Collected data entries
---*---
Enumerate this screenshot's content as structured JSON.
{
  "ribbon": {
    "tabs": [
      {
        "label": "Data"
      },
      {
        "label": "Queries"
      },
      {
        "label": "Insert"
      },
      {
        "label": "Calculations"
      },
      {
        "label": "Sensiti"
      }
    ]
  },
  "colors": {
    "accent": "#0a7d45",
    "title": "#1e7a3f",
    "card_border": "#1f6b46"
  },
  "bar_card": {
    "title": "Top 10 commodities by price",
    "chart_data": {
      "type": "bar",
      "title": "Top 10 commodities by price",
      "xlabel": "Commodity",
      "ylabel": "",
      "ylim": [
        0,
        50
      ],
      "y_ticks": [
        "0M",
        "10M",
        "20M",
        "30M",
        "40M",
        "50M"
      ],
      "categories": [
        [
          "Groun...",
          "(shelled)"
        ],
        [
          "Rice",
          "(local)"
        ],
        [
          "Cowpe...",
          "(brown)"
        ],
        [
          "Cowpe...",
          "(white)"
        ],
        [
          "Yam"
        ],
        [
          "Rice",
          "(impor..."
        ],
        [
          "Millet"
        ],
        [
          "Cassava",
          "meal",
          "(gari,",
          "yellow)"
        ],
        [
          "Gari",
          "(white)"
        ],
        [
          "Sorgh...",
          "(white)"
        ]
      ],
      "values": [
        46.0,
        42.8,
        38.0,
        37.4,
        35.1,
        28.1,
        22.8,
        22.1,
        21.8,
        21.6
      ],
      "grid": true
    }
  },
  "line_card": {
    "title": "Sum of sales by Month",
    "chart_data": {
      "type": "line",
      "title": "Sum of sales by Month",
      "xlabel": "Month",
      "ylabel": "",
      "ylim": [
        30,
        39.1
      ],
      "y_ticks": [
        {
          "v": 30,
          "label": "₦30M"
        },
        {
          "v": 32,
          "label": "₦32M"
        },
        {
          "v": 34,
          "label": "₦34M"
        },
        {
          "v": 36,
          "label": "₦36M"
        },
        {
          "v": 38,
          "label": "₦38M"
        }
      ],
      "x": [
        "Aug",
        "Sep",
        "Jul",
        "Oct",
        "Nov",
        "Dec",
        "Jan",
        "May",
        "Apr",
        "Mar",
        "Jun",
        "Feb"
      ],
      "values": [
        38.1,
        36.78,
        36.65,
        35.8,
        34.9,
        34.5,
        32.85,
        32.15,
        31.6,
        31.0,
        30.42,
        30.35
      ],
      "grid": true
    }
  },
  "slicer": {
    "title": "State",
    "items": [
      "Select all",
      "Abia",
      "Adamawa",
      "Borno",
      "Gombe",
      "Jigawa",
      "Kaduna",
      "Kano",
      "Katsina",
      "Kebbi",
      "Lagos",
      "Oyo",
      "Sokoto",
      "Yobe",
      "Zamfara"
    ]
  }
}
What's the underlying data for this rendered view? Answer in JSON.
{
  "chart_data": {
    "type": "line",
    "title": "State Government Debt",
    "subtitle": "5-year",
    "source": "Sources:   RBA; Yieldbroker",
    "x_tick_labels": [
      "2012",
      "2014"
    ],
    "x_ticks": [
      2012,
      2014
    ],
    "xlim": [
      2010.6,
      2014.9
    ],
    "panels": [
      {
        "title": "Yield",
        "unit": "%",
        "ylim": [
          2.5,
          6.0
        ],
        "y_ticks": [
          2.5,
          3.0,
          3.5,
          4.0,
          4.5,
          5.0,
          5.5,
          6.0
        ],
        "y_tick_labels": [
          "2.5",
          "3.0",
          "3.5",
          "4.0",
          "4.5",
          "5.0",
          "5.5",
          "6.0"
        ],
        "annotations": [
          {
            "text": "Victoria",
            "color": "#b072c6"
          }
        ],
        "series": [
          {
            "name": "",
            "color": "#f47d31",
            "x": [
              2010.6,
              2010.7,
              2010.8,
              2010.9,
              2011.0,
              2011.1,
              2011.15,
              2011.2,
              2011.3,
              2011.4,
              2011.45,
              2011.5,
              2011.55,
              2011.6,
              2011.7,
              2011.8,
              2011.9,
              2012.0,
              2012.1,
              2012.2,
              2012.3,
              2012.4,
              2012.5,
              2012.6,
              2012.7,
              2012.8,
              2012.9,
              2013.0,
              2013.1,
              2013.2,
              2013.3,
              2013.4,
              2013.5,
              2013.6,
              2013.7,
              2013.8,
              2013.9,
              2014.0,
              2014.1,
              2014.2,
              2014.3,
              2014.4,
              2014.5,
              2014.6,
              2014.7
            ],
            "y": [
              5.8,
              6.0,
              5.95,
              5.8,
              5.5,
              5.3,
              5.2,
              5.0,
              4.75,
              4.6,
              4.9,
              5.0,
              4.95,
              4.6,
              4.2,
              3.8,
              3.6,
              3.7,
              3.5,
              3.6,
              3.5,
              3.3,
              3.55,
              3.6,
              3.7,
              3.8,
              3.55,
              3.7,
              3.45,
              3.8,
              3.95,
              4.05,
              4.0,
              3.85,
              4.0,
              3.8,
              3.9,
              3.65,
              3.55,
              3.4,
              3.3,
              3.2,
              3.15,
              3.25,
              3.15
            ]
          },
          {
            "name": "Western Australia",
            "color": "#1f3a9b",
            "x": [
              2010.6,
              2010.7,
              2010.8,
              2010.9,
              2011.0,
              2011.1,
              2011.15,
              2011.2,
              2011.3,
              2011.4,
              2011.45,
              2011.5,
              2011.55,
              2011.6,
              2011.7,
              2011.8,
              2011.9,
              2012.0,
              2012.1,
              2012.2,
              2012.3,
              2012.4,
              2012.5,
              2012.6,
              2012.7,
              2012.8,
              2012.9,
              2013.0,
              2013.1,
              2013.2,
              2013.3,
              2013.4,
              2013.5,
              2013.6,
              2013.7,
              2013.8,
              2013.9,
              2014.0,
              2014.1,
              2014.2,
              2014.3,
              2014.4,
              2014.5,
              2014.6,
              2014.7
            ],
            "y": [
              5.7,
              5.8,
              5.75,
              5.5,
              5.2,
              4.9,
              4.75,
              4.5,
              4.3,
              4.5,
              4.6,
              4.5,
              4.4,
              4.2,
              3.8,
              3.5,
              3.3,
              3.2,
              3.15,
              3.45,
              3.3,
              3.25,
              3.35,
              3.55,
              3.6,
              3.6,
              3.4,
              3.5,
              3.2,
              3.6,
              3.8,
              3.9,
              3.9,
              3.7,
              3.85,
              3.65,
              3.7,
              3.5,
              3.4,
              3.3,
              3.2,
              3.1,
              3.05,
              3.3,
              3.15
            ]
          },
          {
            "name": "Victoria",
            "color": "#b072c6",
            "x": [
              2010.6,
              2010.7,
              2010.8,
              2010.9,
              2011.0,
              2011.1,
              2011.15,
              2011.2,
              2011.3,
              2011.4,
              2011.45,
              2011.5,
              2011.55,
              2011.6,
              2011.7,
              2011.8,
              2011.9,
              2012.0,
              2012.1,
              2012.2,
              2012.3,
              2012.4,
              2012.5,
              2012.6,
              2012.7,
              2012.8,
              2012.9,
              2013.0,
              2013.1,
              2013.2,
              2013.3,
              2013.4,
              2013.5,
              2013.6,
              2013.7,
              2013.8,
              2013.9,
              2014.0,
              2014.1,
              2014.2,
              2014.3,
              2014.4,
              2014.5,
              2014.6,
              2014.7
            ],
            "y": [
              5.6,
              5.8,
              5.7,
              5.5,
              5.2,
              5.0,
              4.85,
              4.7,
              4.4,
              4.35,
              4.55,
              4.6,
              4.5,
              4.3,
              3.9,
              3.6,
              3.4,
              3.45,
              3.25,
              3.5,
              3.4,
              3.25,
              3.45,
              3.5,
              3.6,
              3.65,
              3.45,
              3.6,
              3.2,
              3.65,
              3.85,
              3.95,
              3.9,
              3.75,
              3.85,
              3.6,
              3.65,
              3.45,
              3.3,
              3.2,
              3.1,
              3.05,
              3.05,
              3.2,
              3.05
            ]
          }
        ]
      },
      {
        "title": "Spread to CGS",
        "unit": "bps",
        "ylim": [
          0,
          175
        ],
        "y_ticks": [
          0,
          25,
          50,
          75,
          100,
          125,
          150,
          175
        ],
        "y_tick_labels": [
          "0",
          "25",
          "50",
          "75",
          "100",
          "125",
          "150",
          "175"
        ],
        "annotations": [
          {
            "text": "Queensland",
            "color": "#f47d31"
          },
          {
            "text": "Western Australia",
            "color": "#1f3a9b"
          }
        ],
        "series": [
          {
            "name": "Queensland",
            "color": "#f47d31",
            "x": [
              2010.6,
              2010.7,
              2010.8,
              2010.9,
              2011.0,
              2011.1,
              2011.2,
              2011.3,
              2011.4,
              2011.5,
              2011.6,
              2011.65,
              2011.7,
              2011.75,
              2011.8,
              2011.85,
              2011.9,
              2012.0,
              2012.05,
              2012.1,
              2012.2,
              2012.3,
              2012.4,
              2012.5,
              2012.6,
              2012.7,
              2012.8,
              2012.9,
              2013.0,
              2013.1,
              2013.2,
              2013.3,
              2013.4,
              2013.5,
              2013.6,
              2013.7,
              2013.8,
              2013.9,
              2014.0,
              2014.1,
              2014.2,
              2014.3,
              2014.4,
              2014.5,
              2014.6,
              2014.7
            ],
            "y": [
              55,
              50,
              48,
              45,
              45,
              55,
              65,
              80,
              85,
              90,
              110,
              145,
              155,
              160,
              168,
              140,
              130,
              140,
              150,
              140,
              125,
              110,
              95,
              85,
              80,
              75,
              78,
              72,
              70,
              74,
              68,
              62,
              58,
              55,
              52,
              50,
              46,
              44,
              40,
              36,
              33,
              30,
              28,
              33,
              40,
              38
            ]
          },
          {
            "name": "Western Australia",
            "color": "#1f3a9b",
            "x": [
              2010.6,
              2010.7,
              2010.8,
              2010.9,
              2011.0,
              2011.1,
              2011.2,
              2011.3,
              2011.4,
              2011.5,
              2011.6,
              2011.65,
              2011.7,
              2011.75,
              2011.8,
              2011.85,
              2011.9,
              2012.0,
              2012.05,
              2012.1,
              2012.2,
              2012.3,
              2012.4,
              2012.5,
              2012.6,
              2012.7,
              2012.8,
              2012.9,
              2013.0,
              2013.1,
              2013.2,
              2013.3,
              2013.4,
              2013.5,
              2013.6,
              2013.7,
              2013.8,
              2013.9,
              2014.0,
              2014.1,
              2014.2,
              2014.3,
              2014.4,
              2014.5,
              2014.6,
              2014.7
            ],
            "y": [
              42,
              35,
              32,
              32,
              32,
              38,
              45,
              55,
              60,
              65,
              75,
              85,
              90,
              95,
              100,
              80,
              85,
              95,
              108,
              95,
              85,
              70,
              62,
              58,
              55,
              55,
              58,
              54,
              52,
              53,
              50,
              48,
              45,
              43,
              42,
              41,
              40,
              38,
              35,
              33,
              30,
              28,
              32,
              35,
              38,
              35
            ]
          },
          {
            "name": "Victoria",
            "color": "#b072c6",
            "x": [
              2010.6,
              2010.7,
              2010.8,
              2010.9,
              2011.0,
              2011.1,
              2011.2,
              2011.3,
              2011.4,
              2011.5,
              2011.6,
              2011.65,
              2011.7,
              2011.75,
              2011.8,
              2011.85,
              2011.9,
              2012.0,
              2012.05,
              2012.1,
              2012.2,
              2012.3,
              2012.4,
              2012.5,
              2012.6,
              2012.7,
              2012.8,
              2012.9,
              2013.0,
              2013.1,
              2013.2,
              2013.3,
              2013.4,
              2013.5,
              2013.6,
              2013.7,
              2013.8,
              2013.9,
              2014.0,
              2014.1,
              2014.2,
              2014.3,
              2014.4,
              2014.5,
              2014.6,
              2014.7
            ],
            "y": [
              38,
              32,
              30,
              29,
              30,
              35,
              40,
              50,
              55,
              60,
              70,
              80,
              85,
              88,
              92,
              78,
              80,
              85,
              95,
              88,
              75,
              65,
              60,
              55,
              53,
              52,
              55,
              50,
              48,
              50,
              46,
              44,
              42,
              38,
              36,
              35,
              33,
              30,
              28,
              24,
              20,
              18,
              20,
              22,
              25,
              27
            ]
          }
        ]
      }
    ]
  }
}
---*---
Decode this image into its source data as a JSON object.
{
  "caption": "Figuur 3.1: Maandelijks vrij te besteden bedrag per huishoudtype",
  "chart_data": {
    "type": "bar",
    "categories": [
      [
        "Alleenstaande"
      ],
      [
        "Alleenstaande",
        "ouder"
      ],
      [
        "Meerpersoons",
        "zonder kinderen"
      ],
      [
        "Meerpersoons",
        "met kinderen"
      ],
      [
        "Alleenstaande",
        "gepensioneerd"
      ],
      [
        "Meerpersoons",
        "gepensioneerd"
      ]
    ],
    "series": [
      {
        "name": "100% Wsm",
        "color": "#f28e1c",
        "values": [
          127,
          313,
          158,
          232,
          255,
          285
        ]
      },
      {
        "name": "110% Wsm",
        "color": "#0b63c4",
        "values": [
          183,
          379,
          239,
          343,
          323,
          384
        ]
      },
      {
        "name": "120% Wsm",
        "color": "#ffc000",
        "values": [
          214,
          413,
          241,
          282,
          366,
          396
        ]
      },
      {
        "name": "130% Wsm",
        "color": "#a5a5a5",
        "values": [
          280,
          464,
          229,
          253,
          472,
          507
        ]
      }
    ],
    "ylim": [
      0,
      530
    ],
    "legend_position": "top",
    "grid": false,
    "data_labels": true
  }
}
---*---
■ **EXERCISE**
Give only a number: how many lines of the data hold the string "text"?

■ **RESULT FOR THIS EXERCISE**
3